**** Stored rows ****

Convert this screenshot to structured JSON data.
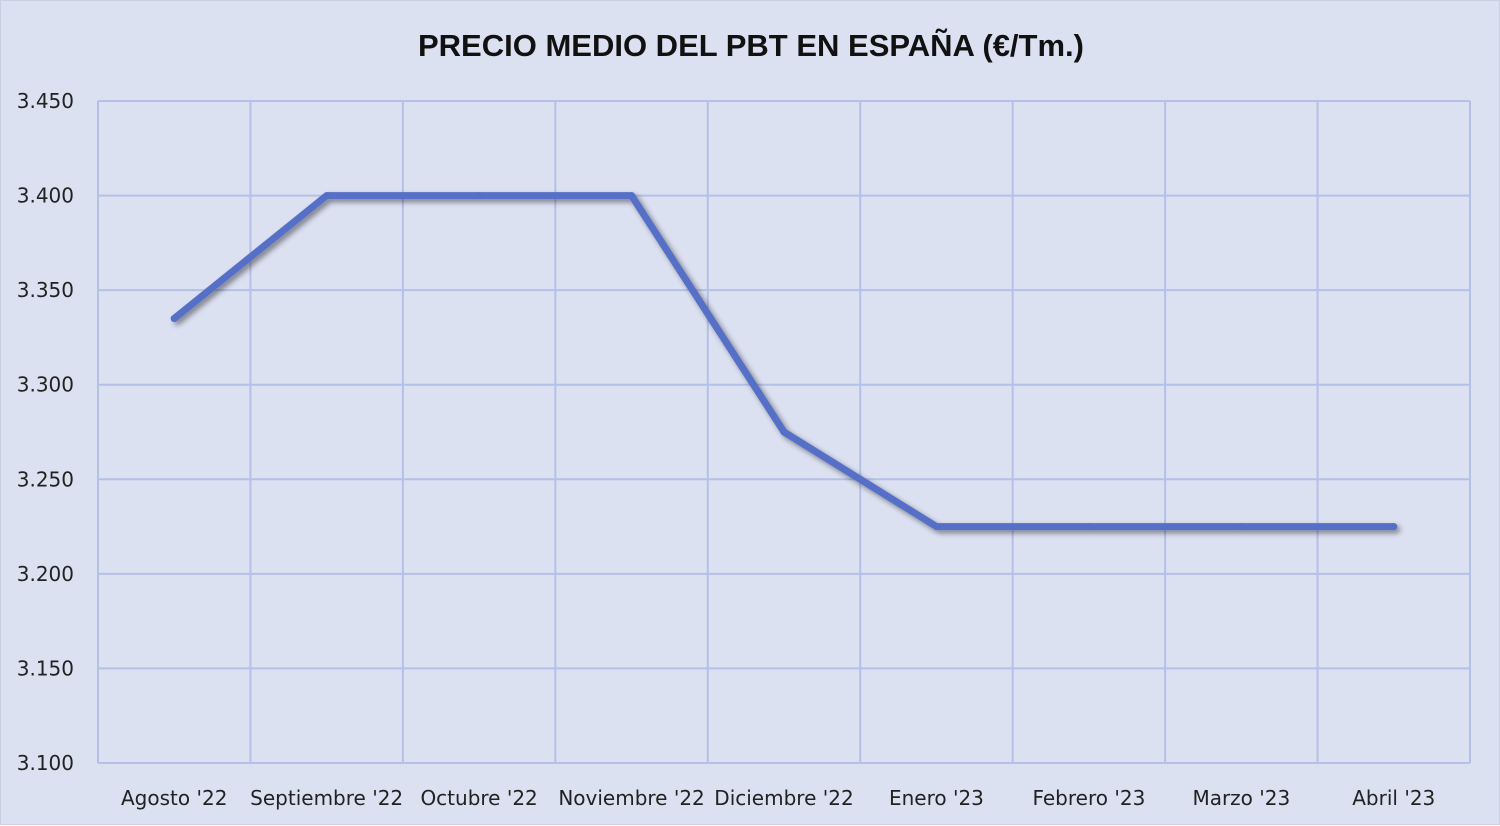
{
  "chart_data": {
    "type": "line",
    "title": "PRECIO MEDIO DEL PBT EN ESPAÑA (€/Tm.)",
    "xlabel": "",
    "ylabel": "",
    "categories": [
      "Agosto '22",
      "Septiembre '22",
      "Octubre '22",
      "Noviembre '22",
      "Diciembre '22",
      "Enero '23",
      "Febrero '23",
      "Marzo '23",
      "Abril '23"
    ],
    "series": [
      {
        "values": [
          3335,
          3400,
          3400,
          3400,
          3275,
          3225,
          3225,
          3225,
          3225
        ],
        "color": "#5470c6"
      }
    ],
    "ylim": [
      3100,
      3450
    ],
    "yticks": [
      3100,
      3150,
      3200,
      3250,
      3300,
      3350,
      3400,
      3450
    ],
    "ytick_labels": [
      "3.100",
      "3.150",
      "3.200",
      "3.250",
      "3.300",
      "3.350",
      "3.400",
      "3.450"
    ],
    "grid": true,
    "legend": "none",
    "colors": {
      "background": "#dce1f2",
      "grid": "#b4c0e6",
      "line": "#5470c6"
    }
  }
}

****
**** Stored rows ****

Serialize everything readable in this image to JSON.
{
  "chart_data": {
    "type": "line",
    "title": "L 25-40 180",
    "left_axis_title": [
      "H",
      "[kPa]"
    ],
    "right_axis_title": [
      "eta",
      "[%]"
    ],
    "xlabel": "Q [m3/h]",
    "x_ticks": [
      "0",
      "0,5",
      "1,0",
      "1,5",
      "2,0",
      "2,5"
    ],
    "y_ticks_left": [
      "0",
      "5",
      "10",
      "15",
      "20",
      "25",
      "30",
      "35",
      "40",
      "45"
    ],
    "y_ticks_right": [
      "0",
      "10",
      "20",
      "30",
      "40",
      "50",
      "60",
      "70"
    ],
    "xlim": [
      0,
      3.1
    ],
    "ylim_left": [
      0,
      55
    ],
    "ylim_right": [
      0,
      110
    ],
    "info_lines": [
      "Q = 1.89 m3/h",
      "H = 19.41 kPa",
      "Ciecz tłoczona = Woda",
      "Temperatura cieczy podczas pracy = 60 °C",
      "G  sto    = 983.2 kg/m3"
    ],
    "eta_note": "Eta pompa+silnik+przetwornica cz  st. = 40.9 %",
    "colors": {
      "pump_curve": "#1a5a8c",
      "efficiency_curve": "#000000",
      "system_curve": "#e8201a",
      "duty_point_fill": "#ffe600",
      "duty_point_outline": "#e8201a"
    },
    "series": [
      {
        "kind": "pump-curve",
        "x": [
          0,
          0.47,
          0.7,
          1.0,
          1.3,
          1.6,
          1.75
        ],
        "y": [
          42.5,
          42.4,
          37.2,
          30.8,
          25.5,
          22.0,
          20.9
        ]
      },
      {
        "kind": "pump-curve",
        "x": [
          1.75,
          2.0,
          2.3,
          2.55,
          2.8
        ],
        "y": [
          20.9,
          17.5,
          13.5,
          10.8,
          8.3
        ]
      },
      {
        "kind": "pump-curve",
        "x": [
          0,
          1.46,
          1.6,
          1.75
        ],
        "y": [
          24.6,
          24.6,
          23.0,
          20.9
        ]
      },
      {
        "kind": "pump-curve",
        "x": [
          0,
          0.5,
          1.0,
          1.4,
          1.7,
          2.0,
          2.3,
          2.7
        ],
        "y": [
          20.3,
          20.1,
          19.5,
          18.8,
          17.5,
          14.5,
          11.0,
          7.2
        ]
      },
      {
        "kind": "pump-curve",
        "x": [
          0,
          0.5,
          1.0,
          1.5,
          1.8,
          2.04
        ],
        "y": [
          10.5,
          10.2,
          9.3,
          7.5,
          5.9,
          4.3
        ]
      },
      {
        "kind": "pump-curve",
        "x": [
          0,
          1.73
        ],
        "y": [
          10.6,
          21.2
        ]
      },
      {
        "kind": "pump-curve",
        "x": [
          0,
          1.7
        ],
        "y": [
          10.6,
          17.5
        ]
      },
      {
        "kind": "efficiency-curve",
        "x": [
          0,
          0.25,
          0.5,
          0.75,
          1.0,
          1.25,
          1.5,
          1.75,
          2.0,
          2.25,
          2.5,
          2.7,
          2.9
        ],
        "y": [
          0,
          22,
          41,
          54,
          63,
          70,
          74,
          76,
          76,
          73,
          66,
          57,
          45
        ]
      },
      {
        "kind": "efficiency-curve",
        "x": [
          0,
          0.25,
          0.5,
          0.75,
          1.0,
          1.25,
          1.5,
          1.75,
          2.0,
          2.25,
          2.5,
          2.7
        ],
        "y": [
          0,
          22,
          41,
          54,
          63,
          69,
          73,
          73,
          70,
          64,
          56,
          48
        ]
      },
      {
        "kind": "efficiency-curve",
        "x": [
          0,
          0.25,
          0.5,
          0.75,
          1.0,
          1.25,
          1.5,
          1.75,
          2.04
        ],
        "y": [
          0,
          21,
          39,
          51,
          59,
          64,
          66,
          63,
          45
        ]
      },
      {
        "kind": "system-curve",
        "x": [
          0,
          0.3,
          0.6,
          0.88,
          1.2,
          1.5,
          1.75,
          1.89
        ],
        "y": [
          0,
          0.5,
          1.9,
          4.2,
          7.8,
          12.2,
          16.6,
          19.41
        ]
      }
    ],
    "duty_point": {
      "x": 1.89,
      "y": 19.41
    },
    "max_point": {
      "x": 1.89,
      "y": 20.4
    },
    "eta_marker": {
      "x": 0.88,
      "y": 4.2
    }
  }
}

****

What to work on:
Using the listing above, gather each line that holds the string "JSON" and copy it.

Full solution:
Convert this screenshot to structured JSON data.
Serialize everything readable in this image to JSON.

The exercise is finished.